The request: Go through the listing and copy every line word for word.

########################################

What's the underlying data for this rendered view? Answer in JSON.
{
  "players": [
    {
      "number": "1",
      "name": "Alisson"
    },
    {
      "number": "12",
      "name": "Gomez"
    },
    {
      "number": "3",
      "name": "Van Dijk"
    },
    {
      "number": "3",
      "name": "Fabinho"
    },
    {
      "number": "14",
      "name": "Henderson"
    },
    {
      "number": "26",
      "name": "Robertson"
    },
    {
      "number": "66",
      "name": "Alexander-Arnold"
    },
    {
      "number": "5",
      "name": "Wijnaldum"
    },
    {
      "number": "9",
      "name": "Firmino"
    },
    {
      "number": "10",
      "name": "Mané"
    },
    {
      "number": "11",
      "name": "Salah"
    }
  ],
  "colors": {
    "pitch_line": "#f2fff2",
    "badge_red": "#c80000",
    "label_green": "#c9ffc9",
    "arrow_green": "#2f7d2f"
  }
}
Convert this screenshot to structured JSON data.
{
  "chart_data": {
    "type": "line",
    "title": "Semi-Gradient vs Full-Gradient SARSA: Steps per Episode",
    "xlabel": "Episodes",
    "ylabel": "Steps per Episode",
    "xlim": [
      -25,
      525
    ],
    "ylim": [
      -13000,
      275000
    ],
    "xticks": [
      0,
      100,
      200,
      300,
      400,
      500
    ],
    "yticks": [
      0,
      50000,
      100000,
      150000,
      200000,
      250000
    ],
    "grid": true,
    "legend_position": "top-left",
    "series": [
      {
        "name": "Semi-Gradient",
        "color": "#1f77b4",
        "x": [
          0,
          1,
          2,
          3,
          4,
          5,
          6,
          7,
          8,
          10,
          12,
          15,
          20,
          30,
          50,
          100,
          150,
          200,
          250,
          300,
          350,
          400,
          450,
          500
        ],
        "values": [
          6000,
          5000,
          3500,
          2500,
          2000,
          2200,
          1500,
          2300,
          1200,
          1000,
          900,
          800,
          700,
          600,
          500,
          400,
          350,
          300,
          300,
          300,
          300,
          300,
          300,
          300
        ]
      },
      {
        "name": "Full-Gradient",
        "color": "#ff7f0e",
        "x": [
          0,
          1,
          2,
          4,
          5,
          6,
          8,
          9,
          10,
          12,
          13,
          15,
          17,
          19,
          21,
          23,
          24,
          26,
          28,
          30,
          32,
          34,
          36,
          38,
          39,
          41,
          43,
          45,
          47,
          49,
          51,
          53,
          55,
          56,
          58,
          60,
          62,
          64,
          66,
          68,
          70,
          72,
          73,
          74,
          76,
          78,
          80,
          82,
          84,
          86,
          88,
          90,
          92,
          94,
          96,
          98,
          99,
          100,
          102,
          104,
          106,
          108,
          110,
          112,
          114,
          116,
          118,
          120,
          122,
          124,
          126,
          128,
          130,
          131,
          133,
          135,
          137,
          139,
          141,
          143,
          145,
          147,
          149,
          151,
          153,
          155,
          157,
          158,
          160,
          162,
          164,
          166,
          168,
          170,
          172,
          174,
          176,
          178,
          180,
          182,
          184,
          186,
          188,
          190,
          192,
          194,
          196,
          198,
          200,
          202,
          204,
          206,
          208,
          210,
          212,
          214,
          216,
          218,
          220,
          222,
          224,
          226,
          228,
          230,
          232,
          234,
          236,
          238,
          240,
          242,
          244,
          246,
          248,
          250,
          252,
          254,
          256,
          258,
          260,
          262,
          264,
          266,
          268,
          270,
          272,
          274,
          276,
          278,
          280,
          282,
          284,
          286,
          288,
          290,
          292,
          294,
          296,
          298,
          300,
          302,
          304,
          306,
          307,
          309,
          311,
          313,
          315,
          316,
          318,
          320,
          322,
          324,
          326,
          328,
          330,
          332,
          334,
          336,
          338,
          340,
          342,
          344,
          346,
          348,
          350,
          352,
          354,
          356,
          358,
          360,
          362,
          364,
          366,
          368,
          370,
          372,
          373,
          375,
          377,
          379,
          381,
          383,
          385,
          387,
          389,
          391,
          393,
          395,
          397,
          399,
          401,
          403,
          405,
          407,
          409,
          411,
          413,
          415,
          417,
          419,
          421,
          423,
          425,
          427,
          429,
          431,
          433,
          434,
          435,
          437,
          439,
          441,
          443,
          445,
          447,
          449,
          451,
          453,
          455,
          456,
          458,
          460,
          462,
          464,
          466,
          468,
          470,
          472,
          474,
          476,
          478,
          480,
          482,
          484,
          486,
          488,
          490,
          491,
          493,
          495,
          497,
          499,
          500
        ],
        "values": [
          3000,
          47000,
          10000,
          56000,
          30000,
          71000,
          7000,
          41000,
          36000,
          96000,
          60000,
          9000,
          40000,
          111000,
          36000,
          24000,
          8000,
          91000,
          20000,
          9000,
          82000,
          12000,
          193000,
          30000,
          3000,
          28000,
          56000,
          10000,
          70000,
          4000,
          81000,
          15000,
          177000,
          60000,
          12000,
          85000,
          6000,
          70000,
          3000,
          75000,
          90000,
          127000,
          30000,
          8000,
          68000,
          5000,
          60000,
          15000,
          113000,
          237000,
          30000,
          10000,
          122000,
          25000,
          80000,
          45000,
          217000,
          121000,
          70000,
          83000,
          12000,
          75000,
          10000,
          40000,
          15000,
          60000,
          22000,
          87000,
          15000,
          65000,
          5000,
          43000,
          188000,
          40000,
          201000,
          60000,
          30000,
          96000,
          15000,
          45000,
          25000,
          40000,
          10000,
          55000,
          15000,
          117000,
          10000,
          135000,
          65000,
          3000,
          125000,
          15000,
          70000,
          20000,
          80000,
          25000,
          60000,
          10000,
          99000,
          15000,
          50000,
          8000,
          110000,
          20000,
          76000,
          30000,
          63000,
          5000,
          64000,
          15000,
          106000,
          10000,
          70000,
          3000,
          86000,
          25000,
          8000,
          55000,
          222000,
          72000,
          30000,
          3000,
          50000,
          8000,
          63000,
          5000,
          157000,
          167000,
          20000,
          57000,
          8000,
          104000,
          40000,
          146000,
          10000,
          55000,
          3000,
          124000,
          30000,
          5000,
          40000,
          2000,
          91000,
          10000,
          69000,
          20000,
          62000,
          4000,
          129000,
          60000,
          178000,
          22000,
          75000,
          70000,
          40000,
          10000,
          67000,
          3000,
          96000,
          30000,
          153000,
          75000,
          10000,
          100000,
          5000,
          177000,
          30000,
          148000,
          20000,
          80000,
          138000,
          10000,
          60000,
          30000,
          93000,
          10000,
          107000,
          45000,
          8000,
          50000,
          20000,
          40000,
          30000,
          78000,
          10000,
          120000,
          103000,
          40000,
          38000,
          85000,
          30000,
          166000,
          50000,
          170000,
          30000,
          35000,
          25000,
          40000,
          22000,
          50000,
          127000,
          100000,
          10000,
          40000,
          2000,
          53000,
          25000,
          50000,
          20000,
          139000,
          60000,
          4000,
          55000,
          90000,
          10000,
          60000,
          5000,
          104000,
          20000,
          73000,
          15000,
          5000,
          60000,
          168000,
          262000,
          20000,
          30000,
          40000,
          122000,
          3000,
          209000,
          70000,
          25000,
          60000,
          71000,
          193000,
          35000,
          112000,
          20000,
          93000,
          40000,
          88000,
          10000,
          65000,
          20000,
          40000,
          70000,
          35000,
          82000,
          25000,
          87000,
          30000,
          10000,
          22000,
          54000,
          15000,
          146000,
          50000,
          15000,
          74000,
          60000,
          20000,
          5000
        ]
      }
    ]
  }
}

########################################

Finished answer:
What's the underlying data for this rendered view? Answer in JSON.
{
  "players": [
    {
      "number": "1",
      "name": "Alisson"
    },
    {
      "number": "12",
      "name": "Gomez"
    },
    {
      "number": "3",
      "name": "Van Dijk"
    },
    {
      "number": "3",
      "name": "Fabinho"
    },
    {
      "number": "14",
      "name": "Henderson"
    },
    {
      "number": "26",
      "name": "Robertson"
    },
    {
      "number": "66",
      "name": "Alexander-Arnold"
    },
    {
      "number": "5",
      "name": "Wijnaldum"
    },
    {
      "number": "9",
      "name": "Firmino"
    },
    {
      "number": "10",
      "name": "Mané"
    },
    {
      "number": "11",
      "name": "Salah"
    }
  ],
  "colors": {
    "pitch_line": "#f2fff2",
    "badge_red": "#c80000",
    "label_green": "#c9ffc9",
    "arrow_green": "#2f7d2f"
  }
}
Convert this screenshot to structured JSON data.
{
  "chart_data": {
    "type": "line",
    "title": "Semi-Gradient vs Full-Gradient SARSA: Steps per Episode",
    "xlabel": "Episodes",
    "ylabel": "Steps per Episode",
    "xlim": [
      -25,
      525
    ],
    "ylim": [
      -13000,
      275000
    ],
    "xticks": [
      0,
      100,
      200,
      300,
      400,
      500
    ],
    "yticks": [
      0,
      50000,
      100000,
      150000,
      200000,
      250000
    ],
    "grid": true,
    "legend_position": "top-left",
    "series": [
      {
        "name": "Semi-Gradient",
        "color": "#1f77b4",
        "x": [
          0,
          1,
          2,
          3,
          4,
          5,
          6,
          7,
          8,
          10,
          12,
          15,
          20,
          30,
          50,
          100,
          150,
          200,
          250,
          300,
          350,
          400,
          450,
          500
        ],
        "values": [
          6000,
          5000,
          3500,
          2500,
          2000,
          2200,
          1500,
          2300,
          1200,
          1000,
          900,
          800,
          700,
          600,
          500,
          400,
          350,
          300,
          300,
          300,
          300,
          300,
          300,
          300
        ]
      },
      {
        "name": "Full-Gradient",
        "color": "#ff7f0e",
        "x": [
          0,
          1,
          2,
          4,
          5,
          6,
          8,
          9,
          10,
          12,
          13,
          15,
          17,
          19,
          21,
          23,
          24,
          26,
          28,
          30,
          32,
          34,
          36,
          38,
          39,
          41,
          43,
          45,
          47,
          49,
          51,
          53,
          55,
          56,
          58,
          60,
          62,
          64,
          66,
          68,
          70,
          72,
          73,
          74,
          76,
          78,
          80,
          82,
          84,
          86,
          88,
          90,
          92,
          94,
          96,
          98,
          99,
          100,
          102,
          104,
          106,
          108,
          110,
          112,
          114,
          116,
          118,
          120,
          122,
          124,
          126,
          128,
          130,
          131,
          133,
          135,
          137,
          139,
          141,
          143,
          145,
          147,
          149,
          151,
          153,
          155,
          157,
          158,
          160,
          162,
          164,
          166,
          168,
          170,
          172,
          174,
          176,
          178,
          180,
          182,
          184,
          186,
          188,
          190,
          192,
          194,
          196,
          198,
          200,
          202,
          204,
          206,
          208,
          210,
          212,
          214,
          216,
          218,
          220,
          222,
          224,
          226,
          228,
          230,
          232,
          234,
          236,
          238,
          240,
          242,
          244,
          246,
          248,
          250,
          252,
          254,
          256,
          258,
          260,
          262,
          264,
          266,
          268,
          270,
          272,
          274,
          276,
          278,
          280,
          282,
          284,
          286,
          288,
          290,
          292,
          294,
          296,
          298,
          300,
          302,
          304,
          306,
          307,
          309,
          311,
          313,
          315,
          316,
          318,
          320,
          322,
          324,
          326,
          328,
          330,
          332,
          334,
          336,
          338,
          340,
          342,
          344,
          346,
          348,
          350,
          352,
          354,
          356,
          358,
          360,
          362,
          364,
          366,
          368,
          370,
          372,
          373,
          375,
          377,
          379,
          381,
          383,
          385,
          387,
          389,
          391,
          393,
          395,
          397,
          399,
          401,
          403,
          405,
          407,
          409,
          411,
          413,
          415,
          417,
          419,
          421,
          423,
          425,
          427,
          429,
          431,
          433,
          434,
          435,
          437,
          439,
          441,
          443,
          445,
          447,
          449,
          451,
          453,
          455,
          456,
          458,
          460,
          462,
          464,
          466,
          468,
          470,
          472,
          474,
          476,
          478,
          480,
          482,
          484,
          486,
          488,
          490,
          491,
          493,
          495,
          497,
          499,
          500
        ],
        "values": [
          3000,
          47000,
          10000,
          56000,
          30000,
          71000,
          7000,
          41000,
          36000,
          96000,
          60000,
          9000,
          40000,
          111000,
          36000,
          24000,
          8000,
          91000,
          20000,
          9000,
          82000,
          12000,
          193000,
          30000,
          3000,
          28000,
          56000,
          10000,
          70000,
          4000,
          81000,
          15000,
          177000,
          60000,
          12000,
          85000,
          6000,
          70000,
          3000,
          75000,
          90000,
          127000,
          30000,
          8000,
          68000,
          5000,
          60000,
          15000,
          113000,
          237000,
          30000,
          10000,
          122000,
          25000,
          80000,
          45000,
          217000,
          121000,
          70000,
          83000,
          12000,
          75000,
          10000,
          40000,
          15000,
          60000,
          22000,
          87000,
          15000,
          65000,
          5000,
          43000,
          188000,
          40000,
          201000,
          60000,
          30000,
          96000,
          15000,
          45000,
          25000,
          40000,
          10000,
          55000,
          15000,
          117000,
          10000,
          135000,
          65000,
          3000,
          125000,
          15000,
          70000,
          20000,
          80000,
          25000,
          60000,
          10000,
          99000,
          15000,
          50000,
          8000,
          110000,
          20000,
          76000,
          30000,
          63000,
          5000,
          64000,
          15000,
          106000,
          10000,
          70000,
          3000,
          86000,
          25000,
          8000,
          55000,
          222000,
          72000,
          30000,
          3000,
          50000,
          8000,
          63000,
          5000,
          157000,
          167000,
          20000,
          57000,
          8000,
          104000,
          40000,
          146000,
          10000,
          55000,
          3000,
          124000,
          30000,
          5000,
          40000,
          2000,
          91000,
          10000,
          69000,
          20000,
          62000,
          4000,
          129000,
          60000,
          178000,
          22000,
          75000,
          70000,
          40000,
          10000,
          67000,
          3000,
          96000,
          30000,
          153000,
          75000,
          10000,
          100000,
          5000,
          177000,
          30000,
          148000,
          20000,
          80000,
          138000,
          10000,
          60000,
          30000,
          93000,
          10000,
          107000,
          45000,
          8000,
          50000,
          20000,
          40000,
          30000,
          78000,
          10000,
          120000,
          103000,
          40000,
          38000,
          85000,
          30000,
          166000,
          50000,
          170000,
          30000,
          35000,
          25000,
          40000,
          22000,
          50000,
          127000,
          100000,
          10000,
          40000,
          2000,
          53000,
          25000,
          50000,
          20000,
          139000,
          60000,
          4000,
          55000,
          90000,
          10000,
          60000,
          5000,
          104000,
          20000,
          73000,
          15000,
          5000,
          60000,
          168000,
          262000,
          20000,
          30000,
          40000,
          122000,
          3000,
          209000,
          70000,
          25000,
          60000,
          71000,
          193000,
          35000,
          112000,
          20000,
          93000,
          40000,
          88000,
          10000,
          65000,
          20000,
          40000,
          70000,
          35000,
          82000,
          25000,
          87000,
          30000,
          10000,
          22000,
          54000,
          15000,
          146000,
          50000,
          15000,
          74000,
          60000,
          20000,
          5000
        ]
      }
    ]
  }
}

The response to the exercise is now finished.